Write the material out again in full, exactly.

start

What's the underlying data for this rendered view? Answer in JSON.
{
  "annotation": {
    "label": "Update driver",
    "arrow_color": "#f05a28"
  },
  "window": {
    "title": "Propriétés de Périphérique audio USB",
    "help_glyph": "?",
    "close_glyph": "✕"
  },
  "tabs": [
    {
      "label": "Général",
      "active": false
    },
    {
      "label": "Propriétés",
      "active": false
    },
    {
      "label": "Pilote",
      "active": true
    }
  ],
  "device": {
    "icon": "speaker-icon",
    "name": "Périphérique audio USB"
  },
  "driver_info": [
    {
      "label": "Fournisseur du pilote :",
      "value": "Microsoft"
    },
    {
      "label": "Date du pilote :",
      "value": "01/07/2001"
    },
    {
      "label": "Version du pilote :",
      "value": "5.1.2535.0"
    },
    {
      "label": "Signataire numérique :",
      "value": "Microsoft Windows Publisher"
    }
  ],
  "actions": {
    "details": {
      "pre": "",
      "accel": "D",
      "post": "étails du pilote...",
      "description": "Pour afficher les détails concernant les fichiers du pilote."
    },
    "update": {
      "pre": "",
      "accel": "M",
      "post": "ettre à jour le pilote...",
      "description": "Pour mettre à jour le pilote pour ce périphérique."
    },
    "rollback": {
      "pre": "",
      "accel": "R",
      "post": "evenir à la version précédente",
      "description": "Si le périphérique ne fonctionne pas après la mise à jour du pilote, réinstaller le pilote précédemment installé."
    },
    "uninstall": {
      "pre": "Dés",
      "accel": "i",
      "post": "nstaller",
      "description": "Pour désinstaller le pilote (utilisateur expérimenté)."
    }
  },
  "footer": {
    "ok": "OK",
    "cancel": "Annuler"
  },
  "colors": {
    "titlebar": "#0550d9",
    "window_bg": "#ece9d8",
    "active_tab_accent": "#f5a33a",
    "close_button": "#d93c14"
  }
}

end

**WRITTEN REPLY:**
What's the underlying data for this rendered view? Answer in JSON.
{
  "annotation": {
    "label": "Update driver",
    "arrow_color": "#f05a28"
  },
  "window": {
    "title": "Propriétés de Périphérique audio USB",
    "help_glyph": "?",
    "close_glyph": "✕"
  },
  "tabs": [
    {
      "label": "Général",
      "active": false
    },
    {
      "label": "Propriétés",
      "active": false
    },
    {
      "label": "Pilote",
      "active": true
    }
  ],
  "device": {
    "icon": "speaker-icon",
    "name": "Périphérique audio USB"
  },
  "driver_info": [
    {
      "label": "Fournisseur du pilote :",
      "value": "Microsoft"
    },
    {
      "label": "Date du pilote :",
      "value": "01/07/2001"
    },
    {
      "label": "Version du pilote :",
      "value": "5.1.2535.0"
    },
    {
      "label": "Signataire numérique :",
      "value": "Microsoft Windows Publisher"
    }
  ],
  "actions": {
    "details": {
      "pre": "",
      "accel": "D",
      "post": "étails du pilote...",
      "description": "Pour afficher les détails concernant les fichiers du pilote."
    },
    "update": {
      "pre": "",
      "accel": "M",
      "post": "ettre à jour le pilote...",
      "description": "Pour mettre à jour le pilote pour ce périphérique."
    },
    "rollback": {
      "pre": "",
      "accel": "R",
      "post": "evenir à la version précédente",
      "description": "Si le périphérique ne fonctionne pas après la mise à jour du pilote, réinstaller le pilote précédemment installé."
    },
    "uninstall": {
      "pre": "Dés",
      "accel": "i",
      "post": "nstaller",
      "description": "Pour désinstaller le pilote (utilisateur expérimenté)."
    }
  },
  "footer": {
    "ok": "OK",
    "cancel": "Annuler"
  },
  "colors": {
    "titlebar": "#0550d9",
    "window_bg": "#ece9d8",
    "active_tab_accent": "#f5a33a",
    "close_button": "#d93c14"
  }
}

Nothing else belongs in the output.